#### Data to use
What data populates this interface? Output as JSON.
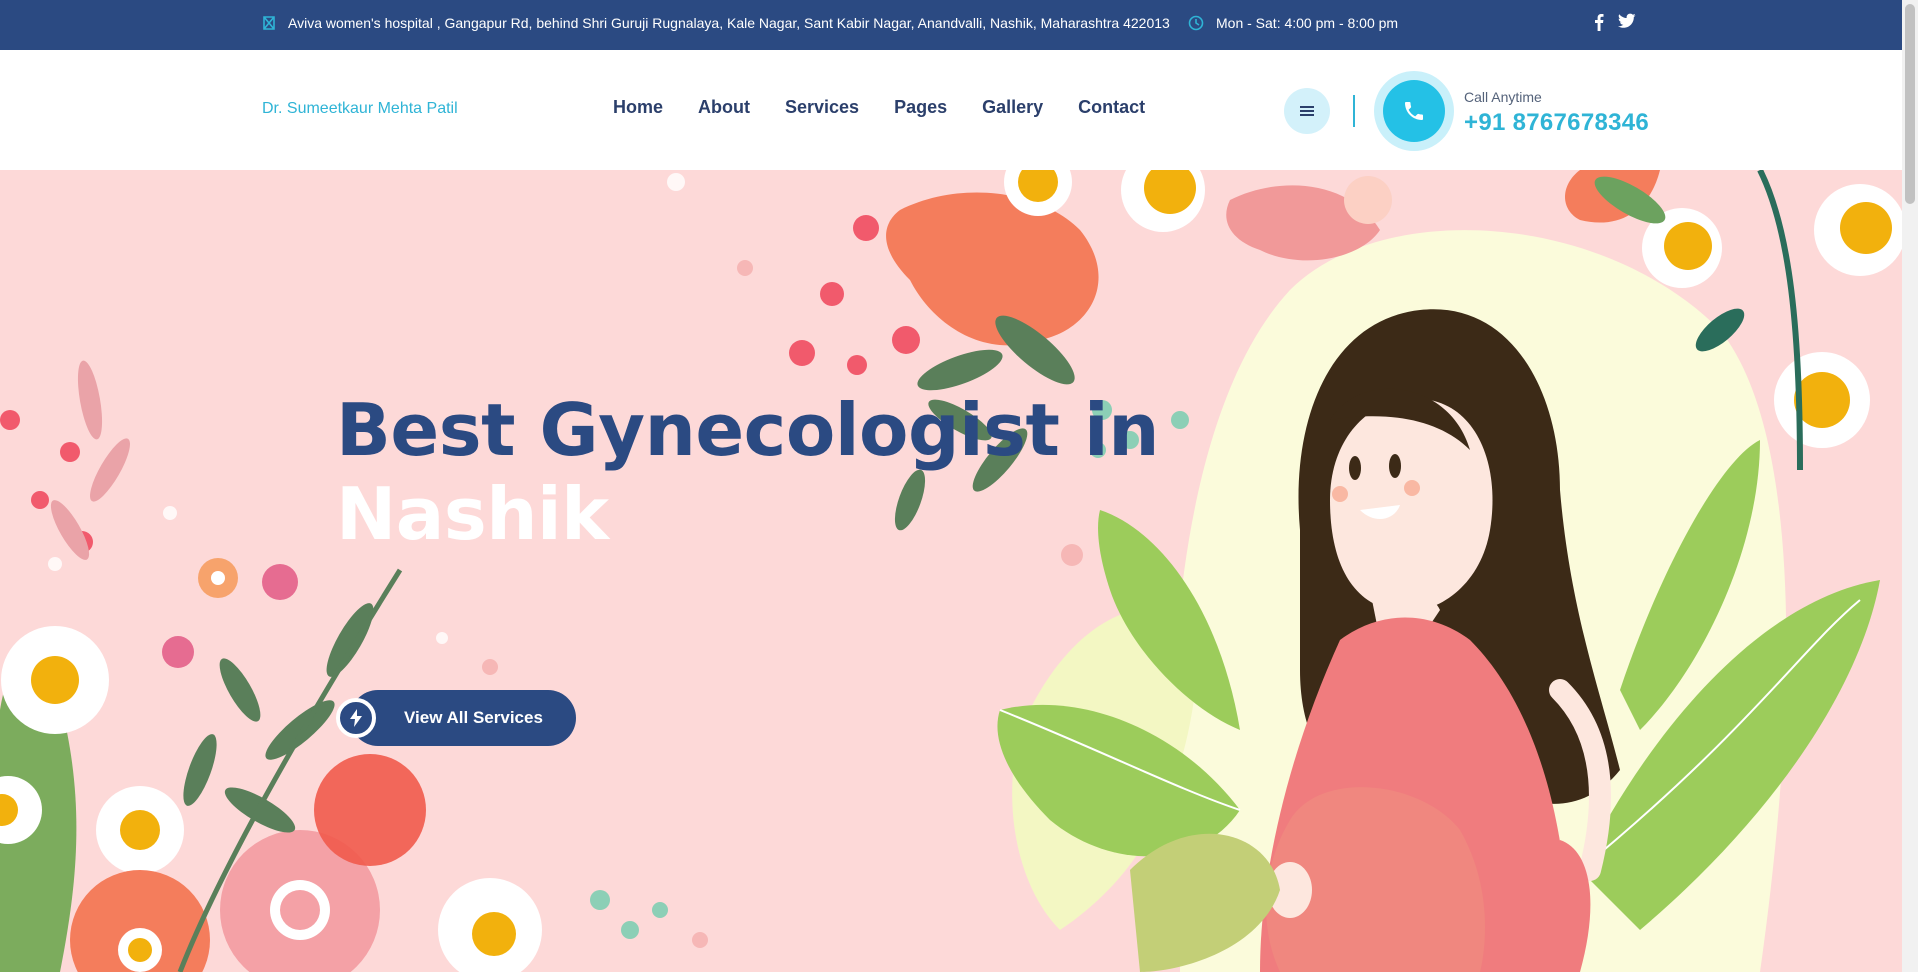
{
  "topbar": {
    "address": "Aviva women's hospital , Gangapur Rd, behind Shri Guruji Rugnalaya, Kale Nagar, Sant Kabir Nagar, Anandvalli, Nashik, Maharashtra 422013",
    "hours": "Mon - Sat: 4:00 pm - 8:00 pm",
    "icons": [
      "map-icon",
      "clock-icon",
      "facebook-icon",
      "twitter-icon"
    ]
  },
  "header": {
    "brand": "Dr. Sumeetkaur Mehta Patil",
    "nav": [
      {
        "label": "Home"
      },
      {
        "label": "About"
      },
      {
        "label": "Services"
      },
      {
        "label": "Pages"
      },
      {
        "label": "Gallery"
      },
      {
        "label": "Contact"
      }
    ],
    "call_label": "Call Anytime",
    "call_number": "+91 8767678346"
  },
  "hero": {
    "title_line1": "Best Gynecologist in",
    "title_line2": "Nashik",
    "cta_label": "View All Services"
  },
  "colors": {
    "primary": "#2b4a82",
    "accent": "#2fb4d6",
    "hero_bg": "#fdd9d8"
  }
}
########
#### Data to use
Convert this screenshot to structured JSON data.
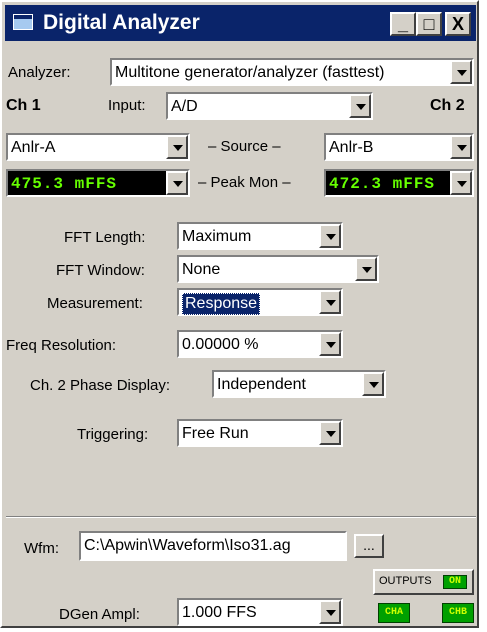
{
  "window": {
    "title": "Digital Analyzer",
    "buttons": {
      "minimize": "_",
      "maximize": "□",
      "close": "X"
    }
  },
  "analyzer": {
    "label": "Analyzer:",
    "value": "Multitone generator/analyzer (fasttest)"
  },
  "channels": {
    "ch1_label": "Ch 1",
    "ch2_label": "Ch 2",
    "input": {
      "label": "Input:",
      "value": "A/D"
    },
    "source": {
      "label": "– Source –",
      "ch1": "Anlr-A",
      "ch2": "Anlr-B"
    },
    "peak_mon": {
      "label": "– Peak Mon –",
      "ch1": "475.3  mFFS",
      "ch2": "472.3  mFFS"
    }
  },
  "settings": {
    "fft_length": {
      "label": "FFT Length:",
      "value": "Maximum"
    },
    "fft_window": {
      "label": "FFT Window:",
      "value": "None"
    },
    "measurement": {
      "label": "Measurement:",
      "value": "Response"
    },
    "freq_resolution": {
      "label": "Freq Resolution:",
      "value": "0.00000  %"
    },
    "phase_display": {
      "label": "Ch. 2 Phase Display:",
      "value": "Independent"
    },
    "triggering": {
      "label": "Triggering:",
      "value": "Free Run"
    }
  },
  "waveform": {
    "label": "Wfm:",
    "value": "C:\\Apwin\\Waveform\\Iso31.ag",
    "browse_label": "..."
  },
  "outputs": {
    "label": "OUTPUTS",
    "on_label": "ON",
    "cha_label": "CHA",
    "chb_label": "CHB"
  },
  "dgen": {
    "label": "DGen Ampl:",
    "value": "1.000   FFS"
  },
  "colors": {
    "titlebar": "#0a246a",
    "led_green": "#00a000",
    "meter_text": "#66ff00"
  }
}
########
#### Data to use
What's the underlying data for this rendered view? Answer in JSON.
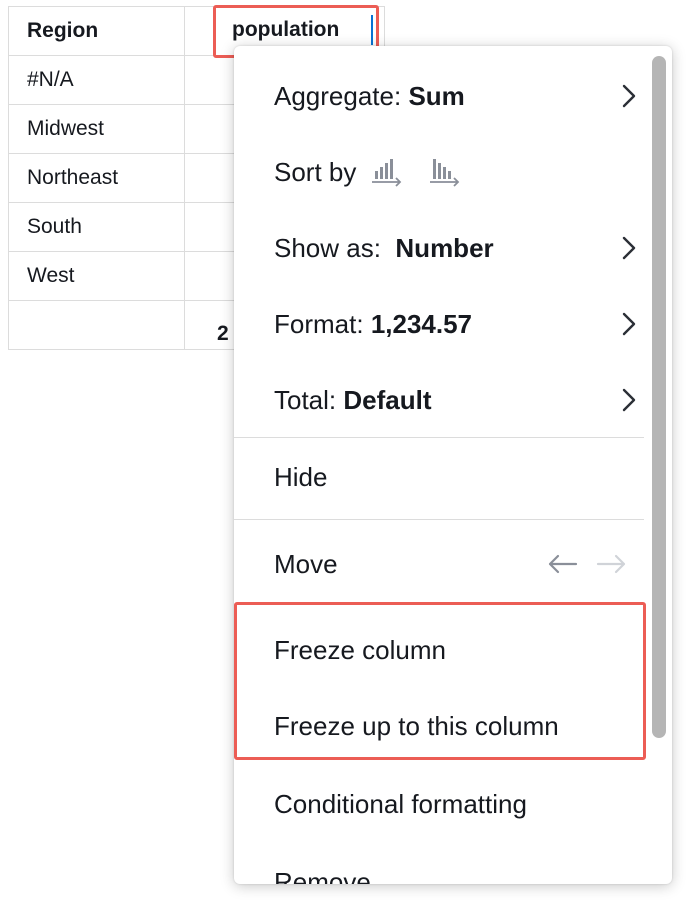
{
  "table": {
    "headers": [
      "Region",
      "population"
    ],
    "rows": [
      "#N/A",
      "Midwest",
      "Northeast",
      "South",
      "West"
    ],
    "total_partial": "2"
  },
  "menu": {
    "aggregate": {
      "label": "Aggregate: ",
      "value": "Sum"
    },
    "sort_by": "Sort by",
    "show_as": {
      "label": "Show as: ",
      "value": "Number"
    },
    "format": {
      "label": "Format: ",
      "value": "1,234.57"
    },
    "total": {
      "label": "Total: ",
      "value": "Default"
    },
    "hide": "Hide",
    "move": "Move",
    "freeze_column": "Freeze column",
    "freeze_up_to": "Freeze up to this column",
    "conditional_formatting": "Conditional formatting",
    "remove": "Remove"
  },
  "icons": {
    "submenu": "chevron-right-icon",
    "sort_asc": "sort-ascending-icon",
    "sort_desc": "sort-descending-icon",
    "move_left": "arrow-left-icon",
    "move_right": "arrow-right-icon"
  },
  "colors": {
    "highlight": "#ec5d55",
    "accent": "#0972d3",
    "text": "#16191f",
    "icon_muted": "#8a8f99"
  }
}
########
_Your goal_.
Reproduce each line of the material containing the word "Freeze".

_Complete answer_.
    "freeze_column": "Freeze column",
    "freeze_up_to": "Freeze up to this column",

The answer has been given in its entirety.